▸ Given request
Keep only the lines of the listing that include the word "What", and copy them.

▸ Collected data
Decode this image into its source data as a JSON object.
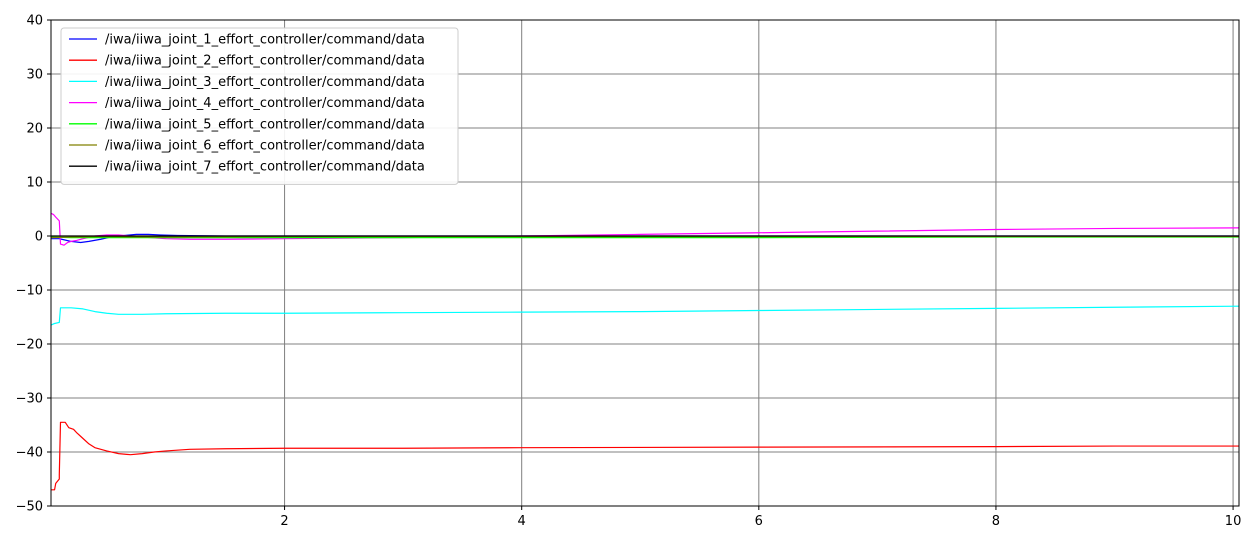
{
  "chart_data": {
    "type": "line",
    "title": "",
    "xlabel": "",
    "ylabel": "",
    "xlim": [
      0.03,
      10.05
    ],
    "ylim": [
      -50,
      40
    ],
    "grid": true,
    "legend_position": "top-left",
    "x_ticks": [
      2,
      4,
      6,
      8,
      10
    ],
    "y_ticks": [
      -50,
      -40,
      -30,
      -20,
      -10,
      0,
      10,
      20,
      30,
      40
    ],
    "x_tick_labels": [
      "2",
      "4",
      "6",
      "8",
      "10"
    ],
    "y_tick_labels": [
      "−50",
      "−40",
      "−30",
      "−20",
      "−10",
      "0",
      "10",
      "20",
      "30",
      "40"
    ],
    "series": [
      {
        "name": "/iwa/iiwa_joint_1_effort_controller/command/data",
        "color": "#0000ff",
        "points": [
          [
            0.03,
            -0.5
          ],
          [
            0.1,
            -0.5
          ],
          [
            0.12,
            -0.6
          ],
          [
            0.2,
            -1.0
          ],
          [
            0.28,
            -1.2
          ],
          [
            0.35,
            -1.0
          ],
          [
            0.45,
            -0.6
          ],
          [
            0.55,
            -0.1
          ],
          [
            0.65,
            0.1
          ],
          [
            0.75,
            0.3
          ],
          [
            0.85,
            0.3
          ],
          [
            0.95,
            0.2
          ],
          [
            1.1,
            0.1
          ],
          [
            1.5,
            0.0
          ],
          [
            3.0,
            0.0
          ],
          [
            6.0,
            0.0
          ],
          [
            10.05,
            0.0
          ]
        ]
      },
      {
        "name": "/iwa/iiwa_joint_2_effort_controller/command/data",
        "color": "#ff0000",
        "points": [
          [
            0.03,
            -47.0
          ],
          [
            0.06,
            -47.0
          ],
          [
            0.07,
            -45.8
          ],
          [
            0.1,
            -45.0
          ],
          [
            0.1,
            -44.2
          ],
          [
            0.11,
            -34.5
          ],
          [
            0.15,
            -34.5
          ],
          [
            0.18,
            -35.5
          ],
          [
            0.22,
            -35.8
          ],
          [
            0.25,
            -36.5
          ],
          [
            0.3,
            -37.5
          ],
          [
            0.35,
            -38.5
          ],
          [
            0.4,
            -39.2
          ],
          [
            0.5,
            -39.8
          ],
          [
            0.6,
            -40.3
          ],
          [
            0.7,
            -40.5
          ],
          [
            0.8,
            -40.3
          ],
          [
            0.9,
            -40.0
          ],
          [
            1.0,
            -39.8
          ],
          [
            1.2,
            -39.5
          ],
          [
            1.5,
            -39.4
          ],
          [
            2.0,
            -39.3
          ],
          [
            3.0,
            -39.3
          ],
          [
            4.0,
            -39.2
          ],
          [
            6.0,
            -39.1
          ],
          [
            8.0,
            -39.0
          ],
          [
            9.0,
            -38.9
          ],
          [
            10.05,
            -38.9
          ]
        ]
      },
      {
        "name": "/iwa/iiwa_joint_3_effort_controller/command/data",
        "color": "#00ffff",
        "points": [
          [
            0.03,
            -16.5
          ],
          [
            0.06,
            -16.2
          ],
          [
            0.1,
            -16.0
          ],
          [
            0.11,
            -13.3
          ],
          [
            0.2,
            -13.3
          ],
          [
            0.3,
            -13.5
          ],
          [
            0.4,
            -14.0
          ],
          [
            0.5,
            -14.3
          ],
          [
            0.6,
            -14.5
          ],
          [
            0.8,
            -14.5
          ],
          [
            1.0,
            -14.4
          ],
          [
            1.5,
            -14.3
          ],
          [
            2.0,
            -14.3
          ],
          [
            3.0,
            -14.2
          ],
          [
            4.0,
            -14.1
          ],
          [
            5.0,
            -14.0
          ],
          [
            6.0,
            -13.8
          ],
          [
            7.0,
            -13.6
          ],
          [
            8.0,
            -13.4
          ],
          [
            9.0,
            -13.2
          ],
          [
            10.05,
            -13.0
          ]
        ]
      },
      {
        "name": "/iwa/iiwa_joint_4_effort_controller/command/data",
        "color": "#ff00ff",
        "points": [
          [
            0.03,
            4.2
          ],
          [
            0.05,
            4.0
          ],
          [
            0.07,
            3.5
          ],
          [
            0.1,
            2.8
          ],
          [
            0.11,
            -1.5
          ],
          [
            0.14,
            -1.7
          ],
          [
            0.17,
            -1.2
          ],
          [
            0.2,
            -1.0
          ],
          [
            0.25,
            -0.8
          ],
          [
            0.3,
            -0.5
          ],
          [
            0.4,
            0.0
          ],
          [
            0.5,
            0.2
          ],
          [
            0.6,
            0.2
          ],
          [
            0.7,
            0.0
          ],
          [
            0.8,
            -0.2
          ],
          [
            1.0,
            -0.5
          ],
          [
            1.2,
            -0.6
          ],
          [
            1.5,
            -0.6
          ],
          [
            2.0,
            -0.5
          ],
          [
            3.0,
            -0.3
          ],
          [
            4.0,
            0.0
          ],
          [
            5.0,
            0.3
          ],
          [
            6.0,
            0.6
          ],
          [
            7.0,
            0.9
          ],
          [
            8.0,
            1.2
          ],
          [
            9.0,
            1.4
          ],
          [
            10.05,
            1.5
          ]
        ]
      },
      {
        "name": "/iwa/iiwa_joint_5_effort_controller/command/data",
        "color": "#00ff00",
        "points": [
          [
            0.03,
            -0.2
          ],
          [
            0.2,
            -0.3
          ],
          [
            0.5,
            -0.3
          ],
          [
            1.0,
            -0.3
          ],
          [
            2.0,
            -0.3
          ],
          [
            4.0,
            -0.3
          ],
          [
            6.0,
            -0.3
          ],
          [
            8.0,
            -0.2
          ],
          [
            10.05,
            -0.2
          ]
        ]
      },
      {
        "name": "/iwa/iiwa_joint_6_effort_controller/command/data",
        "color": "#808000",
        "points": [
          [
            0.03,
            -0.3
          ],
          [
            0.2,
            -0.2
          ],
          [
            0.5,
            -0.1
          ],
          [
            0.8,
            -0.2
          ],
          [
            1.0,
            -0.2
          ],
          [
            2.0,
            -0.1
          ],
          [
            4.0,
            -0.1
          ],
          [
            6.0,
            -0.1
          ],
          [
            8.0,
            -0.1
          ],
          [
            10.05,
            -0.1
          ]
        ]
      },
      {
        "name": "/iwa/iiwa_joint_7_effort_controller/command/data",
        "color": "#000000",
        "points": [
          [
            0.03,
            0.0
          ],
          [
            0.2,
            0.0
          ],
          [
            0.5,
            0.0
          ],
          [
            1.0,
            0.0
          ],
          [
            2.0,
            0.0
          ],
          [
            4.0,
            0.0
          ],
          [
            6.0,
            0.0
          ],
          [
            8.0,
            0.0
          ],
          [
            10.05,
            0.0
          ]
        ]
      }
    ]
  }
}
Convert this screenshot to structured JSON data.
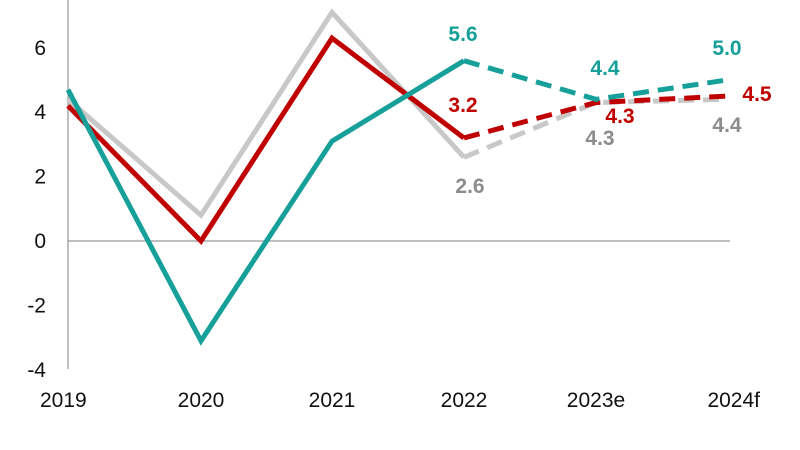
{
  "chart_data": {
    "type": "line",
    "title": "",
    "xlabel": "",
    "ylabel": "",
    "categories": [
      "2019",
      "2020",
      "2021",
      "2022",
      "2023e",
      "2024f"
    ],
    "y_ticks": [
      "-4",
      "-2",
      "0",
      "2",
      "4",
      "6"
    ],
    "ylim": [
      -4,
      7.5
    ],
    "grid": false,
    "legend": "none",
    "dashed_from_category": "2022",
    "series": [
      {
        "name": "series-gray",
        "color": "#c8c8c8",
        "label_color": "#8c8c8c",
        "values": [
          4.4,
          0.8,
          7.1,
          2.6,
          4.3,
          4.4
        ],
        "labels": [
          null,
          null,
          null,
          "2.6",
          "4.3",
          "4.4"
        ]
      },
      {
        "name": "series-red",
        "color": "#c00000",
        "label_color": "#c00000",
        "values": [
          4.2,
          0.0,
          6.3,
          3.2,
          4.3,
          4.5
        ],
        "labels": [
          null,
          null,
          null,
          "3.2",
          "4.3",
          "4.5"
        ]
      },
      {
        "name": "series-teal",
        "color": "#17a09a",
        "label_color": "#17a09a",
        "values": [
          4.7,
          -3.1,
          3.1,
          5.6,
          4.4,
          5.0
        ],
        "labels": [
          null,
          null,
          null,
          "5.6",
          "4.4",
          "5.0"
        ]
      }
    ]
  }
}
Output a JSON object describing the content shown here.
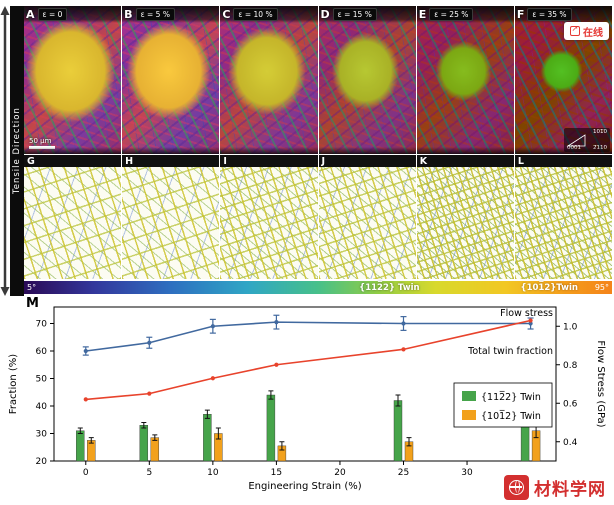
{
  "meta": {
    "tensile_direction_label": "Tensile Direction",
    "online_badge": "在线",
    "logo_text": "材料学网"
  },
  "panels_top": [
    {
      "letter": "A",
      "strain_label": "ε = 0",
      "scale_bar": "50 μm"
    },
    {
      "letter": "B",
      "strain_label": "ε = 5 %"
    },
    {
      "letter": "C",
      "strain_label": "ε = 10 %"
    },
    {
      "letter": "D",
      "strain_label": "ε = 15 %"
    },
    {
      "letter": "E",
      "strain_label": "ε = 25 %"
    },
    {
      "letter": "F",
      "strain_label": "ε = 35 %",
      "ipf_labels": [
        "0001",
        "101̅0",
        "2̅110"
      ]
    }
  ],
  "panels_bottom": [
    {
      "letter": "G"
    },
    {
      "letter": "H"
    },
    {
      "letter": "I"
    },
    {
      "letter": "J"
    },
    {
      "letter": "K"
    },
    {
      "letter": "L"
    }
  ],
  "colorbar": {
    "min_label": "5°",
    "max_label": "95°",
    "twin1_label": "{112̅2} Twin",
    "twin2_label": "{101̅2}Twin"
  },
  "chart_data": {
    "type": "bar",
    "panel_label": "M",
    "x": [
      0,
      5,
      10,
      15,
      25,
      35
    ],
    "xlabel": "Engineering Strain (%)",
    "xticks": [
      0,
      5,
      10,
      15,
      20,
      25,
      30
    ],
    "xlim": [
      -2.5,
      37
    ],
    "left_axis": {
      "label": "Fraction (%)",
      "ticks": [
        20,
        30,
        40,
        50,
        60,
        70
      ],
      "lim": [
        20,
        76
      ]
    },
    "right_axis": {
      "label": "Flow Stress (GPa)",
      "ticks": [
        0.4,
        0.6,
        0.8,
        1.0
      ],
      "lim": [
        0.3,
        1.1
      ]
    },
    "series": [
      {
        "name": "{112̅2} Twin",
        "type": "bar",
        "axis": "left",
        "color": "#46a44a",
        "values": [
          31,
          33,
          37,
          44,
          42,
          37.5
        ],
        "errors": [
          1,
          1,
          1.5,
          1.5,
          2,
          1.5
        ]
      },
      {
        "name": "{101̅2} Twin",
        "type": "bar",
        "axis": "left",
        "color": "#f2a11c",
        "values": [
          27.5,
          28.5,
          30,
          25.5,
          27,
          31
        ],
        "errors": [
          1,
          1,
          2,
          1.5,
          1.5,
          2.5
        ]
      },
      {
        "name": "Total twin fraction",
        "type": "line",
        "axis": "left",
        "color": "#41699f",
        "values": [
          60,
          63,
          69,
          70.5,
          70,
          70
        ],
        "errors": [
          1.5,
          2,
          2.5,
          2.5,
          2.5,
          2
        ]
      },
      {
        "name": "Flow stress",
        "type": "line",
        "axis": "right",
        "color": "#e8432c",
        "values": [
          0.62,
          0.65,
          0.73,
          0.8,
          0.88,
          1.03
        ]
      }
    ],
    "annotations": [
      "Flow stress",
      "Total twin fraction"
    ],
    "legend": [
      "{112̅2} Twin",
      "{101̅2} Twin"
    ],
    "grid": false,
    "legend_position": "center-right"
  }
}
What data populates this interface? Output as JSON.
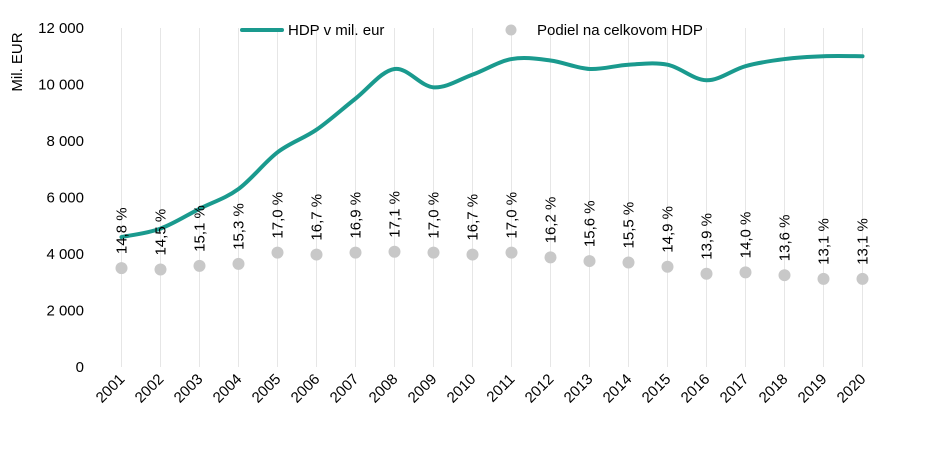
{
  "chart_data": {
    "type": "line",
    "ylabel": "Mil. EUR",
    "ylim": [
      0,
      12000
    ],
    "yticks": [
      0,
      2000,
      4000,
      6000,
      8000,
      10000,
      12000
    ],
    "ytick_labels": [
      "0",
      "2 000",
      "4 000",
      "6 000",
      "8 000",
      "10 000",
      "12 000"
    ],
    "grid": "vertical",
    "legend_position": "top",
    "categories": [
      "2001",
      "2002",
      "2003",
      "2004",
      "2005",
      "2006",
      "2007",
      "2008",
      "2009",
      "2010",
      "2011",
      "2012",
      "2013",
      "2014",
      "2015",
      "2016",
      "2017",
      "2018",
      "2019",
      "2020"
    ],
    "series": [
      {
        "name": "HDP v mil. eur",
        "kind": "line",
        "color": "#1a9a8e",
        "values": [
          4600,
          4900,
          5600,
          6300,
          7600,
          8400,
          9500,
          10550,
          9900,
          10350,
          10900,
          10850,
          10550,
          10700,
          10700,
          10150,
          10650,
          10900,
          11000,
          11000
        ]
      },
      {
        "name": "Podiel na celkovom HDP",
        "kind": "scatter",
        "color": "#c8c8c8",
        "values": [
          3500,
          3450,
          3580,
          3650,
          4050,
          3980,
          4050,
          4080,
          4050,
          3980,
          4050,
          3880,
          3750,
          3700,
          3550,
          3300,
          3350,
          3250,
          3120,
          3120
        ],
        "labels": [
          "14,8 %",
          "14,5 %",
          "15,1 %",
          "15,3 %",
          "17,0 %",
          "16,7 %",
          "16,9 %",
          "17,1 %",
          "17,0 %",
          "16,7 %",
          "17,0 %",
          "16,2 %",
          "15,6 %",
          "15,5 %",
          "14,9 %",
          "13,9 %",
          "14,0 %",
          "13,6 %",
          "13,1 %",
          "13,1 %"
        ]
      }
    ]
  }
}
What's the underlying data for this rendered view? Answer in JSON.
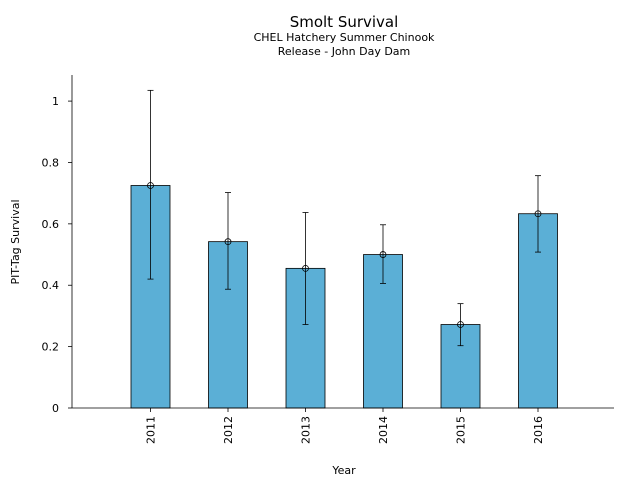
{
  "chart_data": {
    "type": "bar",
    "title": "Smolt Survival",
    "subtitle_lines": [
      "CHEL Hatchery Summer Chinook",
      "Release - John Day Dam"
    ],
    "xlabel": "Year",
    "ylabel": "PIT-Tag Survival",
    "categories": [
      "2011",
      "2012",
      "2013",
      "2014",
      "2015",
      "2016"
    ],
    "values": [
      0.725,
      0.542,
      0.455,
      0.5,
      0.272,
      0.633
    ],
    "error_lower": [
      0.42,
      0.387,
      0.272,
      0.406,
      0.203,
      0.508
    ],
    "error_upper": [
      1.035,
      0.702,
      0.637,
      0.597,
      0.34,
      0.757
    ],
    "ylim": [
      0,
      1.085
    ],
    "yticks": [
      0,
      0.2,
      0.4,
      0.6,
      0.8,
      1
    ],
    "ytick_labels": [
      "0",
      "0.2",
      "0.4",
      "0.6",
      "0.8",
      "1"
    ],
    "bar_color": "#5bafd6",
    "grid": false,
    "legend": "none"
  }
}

▸ Solution to this problem
What data populates this interface? Output as JSON.
What's the underlying data for this rendered view? Answer in JSON.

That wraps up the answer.